#### Supplied data ####
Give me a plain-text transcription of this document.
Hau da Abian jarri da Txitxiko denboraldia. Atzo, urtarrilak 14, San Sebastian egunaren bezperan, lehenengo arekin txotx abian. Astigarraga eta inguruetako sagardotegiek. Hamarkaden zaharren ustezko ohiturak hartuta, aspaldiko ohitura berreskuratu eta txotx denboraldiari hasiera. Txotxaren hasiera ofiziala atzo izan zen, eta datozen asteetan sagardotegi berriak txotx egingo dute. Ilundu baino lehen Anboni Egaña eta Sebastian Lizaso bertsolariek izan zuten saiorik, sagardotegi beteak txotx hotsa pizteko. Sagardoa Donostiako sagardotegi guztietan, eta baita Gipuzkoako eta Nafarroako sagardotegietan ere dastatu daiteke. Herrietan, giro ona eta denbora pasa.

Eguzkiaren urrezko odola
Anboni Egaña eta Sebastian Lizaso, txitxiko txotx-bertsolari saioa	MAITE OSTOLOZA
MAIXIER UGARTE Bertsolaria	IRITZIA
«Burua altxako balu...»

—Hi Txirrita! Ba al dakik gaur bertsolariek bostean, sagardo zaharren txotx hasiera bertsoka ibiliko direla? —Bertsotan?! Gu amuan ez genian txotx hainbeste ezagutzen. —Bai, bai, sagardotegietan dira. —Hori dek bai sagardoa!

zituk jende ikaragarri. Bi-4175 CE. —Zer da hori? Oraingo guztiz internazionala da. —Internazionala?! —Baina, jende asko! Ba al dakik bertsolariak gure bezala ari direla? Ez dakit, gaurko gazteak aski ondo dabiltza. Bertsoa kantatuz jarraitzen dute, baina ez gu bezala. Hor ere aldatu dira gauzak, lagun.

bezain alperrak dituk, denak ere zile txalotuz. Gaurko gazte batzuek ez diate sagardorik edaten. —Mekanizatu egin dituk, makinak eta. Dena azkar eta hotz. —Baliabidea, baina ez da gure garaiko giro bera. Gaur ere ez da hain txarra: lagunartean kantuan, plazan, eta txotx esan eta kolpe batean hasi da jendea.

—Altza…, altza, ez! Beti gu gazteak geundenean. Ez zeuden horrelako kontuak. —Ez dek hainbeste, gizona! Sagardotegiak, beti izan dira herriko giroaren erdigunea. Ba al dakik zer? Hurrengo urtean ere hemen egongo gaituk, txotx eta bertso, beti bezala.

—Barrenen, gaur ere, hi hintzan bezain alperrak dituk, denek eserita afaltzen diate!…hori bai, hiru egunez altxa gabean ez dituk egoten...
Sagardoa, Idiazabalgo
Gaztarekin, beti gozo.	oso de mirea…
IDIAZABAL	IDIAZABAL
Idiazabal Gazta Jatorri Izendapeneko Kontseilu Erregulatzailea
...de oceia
####
#### Supplied data ####
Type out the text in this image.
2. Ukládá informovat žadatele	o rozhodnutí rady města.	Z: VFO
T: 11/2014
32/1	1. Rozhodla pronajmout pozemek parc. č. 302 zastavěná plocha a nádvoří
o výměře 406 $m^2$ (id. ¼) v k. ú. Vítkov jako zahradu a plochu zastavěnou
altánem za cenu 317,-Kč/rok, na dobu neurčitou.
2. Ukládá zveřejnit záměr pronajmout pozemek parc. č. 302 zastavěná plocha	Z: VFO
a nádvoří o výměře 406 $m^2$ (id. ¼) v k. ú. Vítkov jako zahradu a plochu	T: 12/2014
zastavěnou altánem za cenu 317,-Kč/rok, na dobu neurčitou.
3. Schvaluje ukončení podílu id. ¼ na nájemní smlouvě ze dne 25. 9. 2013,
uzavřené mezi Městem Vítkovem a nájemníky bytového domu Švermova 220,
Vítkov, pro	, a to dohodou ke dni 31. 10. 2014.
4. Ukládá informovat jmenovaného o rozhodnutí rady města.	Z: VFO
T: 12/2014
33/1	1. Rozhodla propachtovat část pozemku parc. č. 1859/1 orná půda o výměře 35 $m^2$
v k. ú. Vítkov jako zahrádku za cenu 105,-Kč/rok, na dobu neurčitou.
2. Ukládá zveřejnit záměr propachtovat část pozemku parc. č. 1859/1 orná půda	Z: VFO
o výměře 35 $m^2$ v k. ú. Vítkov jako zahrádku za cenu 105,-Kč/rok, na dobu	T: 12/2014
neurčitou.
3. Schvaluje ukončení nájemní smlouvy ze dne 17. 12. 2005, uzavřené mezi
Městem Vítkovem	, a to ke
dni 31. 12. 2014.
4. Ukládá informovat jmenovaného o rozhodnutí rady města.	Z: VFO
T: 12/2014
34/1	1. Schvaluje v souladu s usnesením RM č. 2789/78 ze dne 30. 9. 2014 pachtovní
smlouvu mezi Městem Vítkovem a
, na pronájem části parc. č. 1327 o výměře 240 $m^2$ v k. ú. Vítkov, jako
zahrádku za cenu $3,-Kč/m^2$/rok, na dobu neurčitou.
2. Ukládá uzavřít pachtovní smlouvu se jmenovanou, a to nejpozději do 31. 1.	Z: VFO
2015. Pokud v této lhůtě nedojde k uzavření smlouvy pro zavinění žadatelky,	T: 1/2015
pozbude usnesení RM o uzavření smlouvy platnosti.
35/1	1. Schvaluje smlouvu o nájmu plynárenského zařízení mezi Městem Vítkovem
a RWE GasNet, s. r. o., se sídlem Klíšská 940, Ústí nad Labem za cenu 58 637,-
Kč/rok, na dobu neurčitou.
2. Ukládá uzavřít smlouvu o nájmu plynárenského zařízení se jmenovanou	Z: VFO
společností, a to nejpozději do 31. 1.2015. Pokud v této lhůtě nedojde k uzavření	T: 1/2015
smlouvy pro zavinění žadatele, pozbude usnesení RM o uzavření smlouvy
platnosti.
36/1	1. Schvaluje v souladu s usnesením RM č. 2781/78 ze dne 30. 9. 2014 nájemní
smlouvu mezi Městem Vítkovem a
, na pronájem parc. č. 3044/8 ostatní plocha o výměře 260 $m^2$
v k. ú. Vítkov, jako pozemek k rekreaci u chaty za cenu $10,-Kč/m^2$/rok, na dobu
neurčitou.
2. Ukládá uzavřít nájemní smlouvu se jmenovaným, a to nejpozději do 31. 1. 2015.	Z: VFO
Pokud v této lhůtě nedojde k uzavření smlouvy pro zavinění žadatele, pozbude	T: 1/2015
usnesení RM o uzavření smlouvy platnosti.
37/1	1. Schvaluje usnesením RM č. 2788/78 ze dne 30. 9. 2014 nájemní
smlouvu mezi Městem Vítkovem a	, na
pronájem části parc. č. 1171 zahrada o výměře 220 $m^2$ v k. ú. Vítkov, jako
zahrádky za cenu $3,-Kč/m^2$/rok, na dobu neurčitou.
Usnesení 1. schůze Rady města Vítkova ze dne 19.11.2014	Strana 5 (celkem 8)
####
Aim = Find the word "žadatele" and list each line it appears in.

Written solution =
2. Ukládá informovat žadatele	o rozhodnutí rady města.	Z: VFO
smlouvy pro zavinění žadatele, pozbude usnesení RM o uzavření smlouvy
Pokud v této lhůtě nedojde k uzavření smlouvy pro zavinění žadatele, pozbude	T: 1/2015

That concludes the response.